Still, policy-makers are watching closely. Dennis Lockhart, president of the Federal Reserve Bank of Atlanta, said earlier this month that he didn't believe the market volatility posed an imminent threat to the U.S. economy. "If the volatility continues for several weeks, I may have to revise my view," he said on Jan. 11. "It is a matter of how long it lasts."
However, the Fed has few tools at its disposal to calm spooked markets – another factor that may be unnerving investors, who realize policy-makers are unable to ride to the rescue. In December, the Fed raised its benchmark interest rate for the first time in nine years to between 0.25 per cent and 0.5 per cent. It could postpone any further interest-rate increases in light of the market turmoil. But with rates already so low, rate cuts aren't likely to be effective.
On Wednesday, new data releases appeared to confirm a slowdown in the pace of growth in the U.S. economy at the end of 2015. Housing starts fell in December and consumer prices dropped from a month earlier.

[Annotated element listings]

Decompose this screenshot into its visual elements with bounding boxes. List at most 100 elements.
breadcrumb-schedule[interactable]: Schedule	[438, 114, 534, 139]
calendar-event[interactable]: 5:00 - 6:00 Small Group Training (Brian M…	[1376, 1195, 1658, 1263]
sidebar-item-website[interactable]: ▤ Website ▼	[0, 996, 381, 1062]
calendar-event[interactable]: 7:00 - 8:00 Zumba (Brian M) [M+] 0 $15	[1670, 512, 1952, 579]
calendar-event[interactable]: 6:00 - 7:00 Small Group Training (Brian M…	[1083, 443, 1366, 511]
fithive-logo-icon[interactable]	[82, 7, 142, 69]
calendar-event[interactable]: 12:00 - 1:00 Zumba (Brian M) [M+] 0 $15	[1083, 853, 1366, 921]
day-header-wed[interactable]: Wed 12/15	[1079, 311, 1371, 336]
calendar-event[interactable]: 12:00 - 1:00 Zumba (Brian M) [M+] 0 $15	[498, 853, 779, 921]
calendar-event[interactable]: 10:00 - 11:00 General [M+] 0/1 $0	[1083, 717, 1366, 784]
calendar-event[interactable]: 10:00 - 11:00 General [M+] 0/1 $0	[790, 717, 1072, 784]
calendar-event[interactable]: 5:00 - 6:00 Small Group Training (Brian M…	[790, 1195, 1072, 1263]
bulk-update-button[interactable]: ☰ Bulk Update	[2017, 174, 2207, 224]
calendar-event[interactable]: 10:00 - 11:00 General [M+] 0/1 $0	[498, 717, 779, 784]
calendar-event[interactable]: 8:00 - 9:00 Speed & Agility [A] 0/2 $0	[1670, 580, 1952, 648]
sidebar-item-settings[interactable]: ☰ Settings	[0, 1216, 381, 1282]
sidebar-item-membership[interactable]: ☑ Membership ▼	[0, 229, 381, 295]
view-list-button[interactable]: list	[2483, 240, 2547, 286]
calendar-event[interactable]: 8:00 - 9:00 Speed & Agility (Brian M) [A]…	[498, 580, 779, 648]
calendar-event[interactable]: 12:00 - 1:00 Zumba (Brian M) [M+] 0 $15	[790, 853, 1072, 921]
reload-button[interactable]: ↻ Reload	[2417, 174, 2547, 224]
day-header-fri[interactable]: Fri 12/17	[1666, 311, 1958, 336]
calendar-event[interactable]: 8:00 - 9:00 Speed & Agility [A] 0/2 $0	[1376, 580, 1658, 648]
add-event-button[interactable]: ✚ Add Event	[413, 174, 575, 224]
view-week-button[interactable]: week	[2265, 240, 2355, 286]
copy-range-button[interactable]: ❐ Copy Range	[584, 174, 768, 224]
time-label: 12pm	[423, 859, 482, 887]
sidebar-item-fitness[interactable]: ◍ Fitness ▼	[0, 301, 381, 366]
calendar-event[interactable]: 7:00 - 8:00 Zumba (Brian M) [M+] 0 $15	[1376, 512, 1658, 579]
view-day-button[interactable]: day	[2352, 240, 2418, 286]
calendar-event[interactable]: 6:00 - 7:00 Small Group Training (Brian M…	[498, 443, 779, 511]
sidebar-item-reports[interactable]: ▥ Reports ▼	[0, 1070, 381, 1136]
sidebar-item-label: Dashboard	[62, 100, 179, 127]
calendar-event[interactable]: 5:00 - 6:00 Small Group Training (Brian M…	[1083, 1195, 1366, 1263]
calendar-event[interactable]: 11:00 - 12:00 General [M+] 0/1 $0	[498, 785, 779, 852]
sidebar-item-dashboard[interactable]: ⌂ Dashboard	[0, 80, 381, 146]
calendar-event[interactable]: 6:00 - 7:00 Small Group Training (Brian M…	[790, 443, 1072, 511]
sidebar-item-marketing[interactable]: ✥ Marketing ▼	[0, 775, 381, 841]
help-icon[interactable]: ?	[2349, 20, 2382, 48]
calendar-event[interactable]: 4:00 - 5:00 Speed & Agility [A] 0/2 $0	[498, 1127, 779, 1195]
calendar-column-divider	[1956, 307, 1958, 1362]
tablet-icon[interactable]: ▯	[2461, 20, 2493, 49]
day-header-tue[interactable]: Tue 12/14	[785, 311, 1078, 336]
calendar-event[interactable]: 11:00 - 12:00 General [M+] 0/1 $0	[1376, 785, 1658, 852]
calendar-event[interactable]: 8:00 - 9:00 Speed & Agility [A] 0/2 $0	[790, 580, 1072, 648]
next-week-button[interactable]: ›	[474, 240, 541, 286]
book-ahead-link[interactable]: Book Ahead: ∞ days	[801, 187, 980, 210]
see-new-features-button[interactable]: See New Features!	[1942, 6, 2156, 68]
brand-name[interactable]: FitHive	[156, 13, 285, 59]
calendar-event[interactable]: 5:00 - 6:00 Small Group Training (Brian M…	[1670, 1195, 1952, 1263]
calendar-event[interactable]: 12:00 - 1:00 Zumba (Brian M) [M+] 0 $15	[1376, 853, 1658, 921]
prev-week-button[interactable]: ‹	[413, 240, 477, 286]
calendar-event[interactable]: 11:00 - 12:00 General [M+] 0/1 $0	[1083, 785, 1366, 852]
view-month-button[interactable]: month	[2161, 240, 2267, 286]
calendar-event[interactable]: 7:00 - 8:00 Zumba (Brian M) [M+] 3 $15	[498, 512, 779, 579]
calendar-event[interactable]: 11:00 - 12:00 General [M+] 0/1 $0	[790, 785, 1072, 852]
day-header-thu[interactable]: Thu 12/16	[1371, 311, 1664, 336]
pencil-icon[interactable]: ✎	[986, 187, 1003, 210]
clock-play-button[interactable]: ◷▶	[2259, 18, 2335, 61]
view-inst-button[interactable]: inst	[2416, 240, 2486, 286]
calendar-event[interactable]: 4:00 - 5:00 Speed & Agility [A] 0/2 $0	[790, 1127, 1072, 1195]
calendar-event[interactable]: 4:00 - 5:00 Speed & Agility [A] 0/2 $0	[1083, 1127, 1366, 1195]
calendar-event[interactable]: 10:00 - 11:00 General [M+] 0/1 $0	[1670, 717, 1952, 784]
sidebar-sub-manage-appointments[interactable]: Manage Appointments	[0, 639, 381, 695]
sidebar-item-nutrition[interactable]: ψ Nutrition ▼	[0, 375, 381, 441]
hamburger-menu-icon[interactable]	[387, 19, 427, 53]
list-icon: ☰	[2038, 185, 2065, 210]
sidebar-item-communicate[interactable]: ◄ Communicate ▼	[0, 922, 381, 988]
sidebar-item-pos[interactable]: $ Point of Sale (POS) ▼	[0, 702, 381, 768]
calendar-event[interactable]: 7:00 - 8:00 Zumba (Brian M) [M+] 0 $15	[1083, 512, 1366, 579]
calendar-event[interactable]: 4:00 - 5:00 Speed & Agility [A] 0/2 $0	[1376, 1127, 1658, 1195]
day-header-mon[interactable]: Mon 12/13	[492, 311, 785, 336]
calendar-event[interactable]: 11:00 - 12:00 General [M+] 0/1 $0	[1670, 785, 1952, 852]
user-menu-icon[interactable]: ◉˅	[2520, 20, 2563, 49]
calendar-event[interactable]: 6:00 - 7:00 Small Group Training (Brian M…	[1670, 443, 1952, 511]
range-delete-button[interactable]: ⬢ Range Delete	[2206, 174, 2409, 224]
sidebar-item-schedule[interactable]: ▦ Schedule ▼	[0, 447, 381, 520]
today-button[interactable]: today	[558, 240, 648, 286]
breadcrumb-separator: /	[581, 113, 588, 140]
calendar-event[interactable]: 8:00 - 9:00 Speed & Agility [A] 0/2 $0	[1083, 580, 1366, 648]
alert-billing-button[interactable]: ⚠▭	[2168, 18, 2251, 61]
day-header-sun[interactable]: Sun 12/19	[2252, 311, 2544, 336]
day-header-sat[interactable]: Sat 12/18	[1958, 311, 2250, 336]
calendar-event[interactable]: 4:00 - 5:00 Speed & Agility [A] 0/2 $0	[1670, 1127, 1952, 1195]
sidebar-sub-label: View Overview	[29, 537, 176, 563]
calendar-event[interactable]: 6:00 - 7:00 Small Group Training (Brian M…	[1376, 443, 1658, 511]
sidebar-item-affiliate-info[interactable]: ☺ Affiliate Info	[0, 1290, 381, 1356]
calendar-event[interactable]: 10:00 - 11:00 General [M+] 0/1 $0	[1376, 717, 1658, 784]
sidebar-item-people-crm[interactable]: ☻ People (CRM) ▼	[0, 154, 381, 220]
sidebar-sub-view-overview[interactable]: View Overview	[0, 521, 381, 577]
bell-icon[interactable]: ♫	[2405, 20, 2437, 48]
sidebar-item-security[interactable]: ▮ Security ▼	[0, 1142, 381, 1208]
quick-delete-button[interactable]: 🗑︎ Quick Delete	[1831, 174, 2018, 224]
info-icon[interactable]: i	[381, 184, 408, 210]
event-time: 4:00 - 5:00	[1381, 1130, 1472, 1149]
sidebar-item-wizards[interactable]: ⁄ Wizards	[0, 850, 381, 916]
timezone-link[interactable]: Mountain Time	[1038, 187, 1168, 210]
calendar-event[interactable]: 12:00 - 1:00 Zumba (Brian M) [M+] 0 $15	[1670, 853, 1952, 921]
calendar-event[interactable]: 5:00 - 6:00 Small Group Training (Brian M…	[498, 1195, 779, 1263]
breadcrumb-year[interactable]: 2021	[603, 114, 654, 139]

EXERCISE INSTRUCTIONS ::
- A) Reproduce, word for word, the part of the passage on the Federal Reserve and market volatility starting with "Still, policy-makers are" and going on through "to be effective.".
- B) Continue the passage on the Federal Reserve and market volatility, picking up right after its last sentence.
None of the data is needed here.

ANSWERS FOR THE TASKS ::
- A)
Still, policy-makers are watching closely. Dennis Lockhart, president of the Federal Reserve Bank of Atlanta, said earlier this month that he didn't believe the market volatility posed an imminent threat to the U.S. economy. "If the volatility continues for several weeks, I may have to revise my view," he said on Jan. 11. "It is a matter of how long it lasts."
However, the Fed has few tools at its disposal to calm spooked markets – another factor that may be unnerving investors, who realize policy-makers are unable to ride to the rescue. In December, the Fed raised its benchmark interest rate for the first time in nine years to between 0.25 per cent and 0.5 per cent. It could postpone any further interest-rate increases in light of the market turmoil. But with rates already so low, rate cuts aren't likely to be effective.

- B)
Some economists say the U.S. is still well-positioned to power through the latest upheaval in markets. "We have been hearing more and more of the 'R' word," said Bernard Baumohl of the Economic Outlook Group. "But when you look deeper into the U.S. economy, what you see is that the chance of a recession is really very remote."
Mr. Baumohl believes the U.S. will continue to expand at an annual rate of about 2 per cent as consumers benefit from rising incomes, job growth and an improving housing market. "I don't see that an $18-trillion economy is suddenly going to stop cold as a result of what's going on in China and certainly not the fall in oil prices."